(Records excerpted from a collection)
• • • • •

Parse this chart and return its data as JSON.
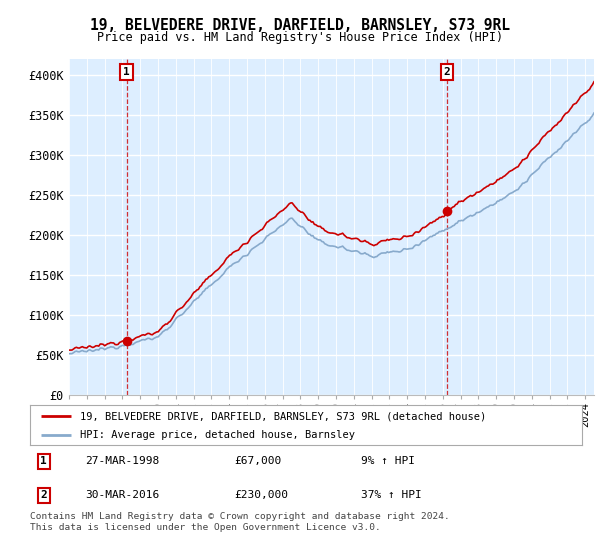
{
  "title": "19, BELVEDERE DRIVE, DARFIELD, BARNSLEY, S73 9RL",
  "subtitle": "Price paid vs. HM Land Registry's House Price Index (HPI)",
  "ylim": [
    0,
    420000
  ],
  "yticks": [
    0,
    50000,
    100000,
    150000,
    200000,
    250000,
    300000,
    350000,
    400000
  ],
  "ytick_labels": [
    "£0",
    "£50K",
    "£100K",
    "£150K",
    "£200K",
    "£250K",
    "£300K",
    "£350K",
    "£400K"
  ],
  "legend_line1": "19, BELVEDERE DRIVE, DARFIELD, BARNSLEY, S73 9RL (detached house)",
  "legend_line2": "HPI: Average price, detached house, Barnsley",
  "line1_color": "#cc0000",
  "line2_color": "#88aacc",
  "marker_color": "#cc0000",
  "sale1_date": "27-MAR-1998",
  "sale1_price": "£67,000",
  "sale1_hpi": "9% ↑ HPI",
  "sale1_x": 1998.24,
  "sale1_y": 67000,
  "sale2_date": "30-MAR-2016",
  "sale2_price": "£230,000",
  "sale2_hpi": "37% ↑ HPI",
  "sale2_x": 2016.24,
  "sale2_y": 230000,
  "footnote": "Contains HM Land Registry data © Crown copyright and database right 2024.\nThis data is licensed under the Open Government Licence v3.0.",
  "background_color": "#ffffff",
  "plot_bg_color": "#ddeeff",
  "xlim_start": 1995,
  "xlim_end": 2024.5
}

• • • • •

#### Stated task:
Take the records above and transcribe them exactly, dropping every picture.

#### Reply to the task:
Parse this chart and return its data as JSON.
{
  "title": "19, BELVEDERE DRIVE, DARFIELD, BARNSLEY, S73 9RL",
  "subtitle": "Price paid vs. HM Land Registry's House Price Index (HPI)",
  "ylim": [
    0,
    420000
  ],
  "yticks": [
    0,
    50000,
    100000,
    150000,
    200000,
    250000,
    300000,
    350000,
    400000
  ],
  "ytick_labels": [
    "£0",
    "£50K",
    "£100K",
    "£150K",
    "£200K",
    "£250K",
    "£300K",
    "£350K",
    "£400K"
  ],
  "legend_line1": "19, BELVEDERE DRIVE, DARFIELD, BARNSLEY, S73 9RL (detached house)",
  "legend_line2": "HPI: Average price, detached house, Barnsley",
  "line1_color": "#cc0000",
  "line2_color": "#88aacc",
  "marker_color": "#cc0000",
  "sale1_date": "27-MAR-1998",
  "sale1_price": "£67,000",
  "sale1_hpi": "9% ↑ HPI",
  "sale1_x": 1998.24,
  "sale1_y": 67000,
  "sale2_date": "30-MAR-2016",
  "sale2_price": "£230,000",
  "sale2_hpi": "37% ↑ HPI",
  "sale2_x": 2016.24,
  "sale2_y": 230000,
  "footnote": "Contains HM Land Registry data © Crown copyright and database right 2024.\nThis data is licensed under the Open Government Licence v3.0.",
  "background_color": "#ffffff",
  "plot_bg_color": "#ddeeff",
  "xlim_start": 1995,
  "xlim_end": 2024.5
}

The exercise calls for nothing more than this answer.